## EXERCISE AIM:
Copy the records below exactly as they appear.

=== RECORDS SUPPLIED ===

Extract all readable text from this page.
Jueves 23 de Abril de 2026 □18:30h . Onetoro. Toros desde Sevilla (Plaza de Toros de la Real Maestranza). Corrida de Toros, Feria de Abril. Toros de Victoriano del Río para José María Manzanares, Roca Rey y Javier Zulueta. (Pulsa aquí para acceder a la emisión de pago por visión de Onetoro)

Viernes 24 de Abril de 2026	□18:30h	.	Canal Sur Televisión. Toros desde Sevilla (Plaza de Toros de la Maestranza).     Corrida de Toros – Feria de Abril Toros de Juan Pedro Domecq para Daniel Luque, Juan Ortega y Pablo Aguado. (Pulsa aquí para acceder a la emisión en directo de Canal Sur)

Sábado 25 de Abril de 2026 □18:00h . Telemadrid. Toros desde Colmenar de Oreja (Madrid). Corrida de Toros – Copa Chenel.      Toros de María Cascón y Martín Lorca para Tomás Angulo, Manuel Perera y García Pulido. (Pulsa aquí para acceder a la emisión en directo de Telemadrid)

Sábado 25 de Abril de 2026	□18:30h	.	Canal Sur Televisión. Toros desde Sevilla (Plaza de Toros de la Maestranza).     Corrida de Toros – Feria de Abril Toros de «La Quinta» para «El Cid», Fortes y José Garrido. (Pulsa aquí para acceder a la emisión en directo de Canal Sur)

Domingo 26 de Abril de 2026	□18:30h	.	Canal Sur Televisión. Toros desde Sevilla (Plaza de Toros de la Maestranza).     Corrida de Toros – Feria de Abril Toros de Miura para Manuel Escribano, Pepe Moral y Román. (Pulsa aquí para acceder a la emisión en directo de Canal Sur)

===

## SOLUTION:
Extract all readable text from this page.
Jueves 23 de Abril de 2026 □18:30h . Onetoro. Toros desde Sevilla (Plaza de Toros de la Real Maestranza). Corrida de Toros, Feria de Abril. Toros de Victoriano del Río para José María Manzanares, Roca Rey y Javier Zulueta. (Pulsa aquí para acceder a la emisión de pago por visión de Onetoro)

Viernes 24 de Abril de 2026	□18:30h	.	Canal Sur Televisión. Toros desde Sevilla (Plaza de Toros de la Maestranza).     Corrida de Toros – Feria de Abril Toros de Juan Pedro Domecq para Daniel Luque, Juan Ortega y Pablo Aguado. (Pulsa aquí para acceder a la emisión en directo de Canal Sur)

Sábado 25 de Abril de 2026 □18:00h . Telemadrid. Toros desde Colmenar de Oreja (Madrid). Corrida de Toros – Copa Chenel.      Toros de María Cascón y Martín Lorca para Tomás Angulo, Manuel Perera y García Pulido. (Pulsa aquí para acceder a la emisión en directo de Telemadrid)

Sábado 25 de Abril de 2026	□18:30h	.	Canal Sur Televisión. Toros desde Sevilla (Plaza de Toros de la Maestranza).     Corrida de Toros – Feria de Abril Toros de «La Quinta» para «El Cid», Fortes y José Garrido. (Pulsa aquí para acceder a la emisión en directo de Canal Sur)

Domingo 26 de Abril de 2026	□18:30h	.	Canal Sur Televisión. Toros desde Sevilla (Plaza de Toros de la Maestranza).     Corrida de Toros – Feria de Abril Toros de Miura para Manuel Escribano, Pepe Moral y Román. (Pulsa aquí para acceder a la emisión en directo de Canal Sur)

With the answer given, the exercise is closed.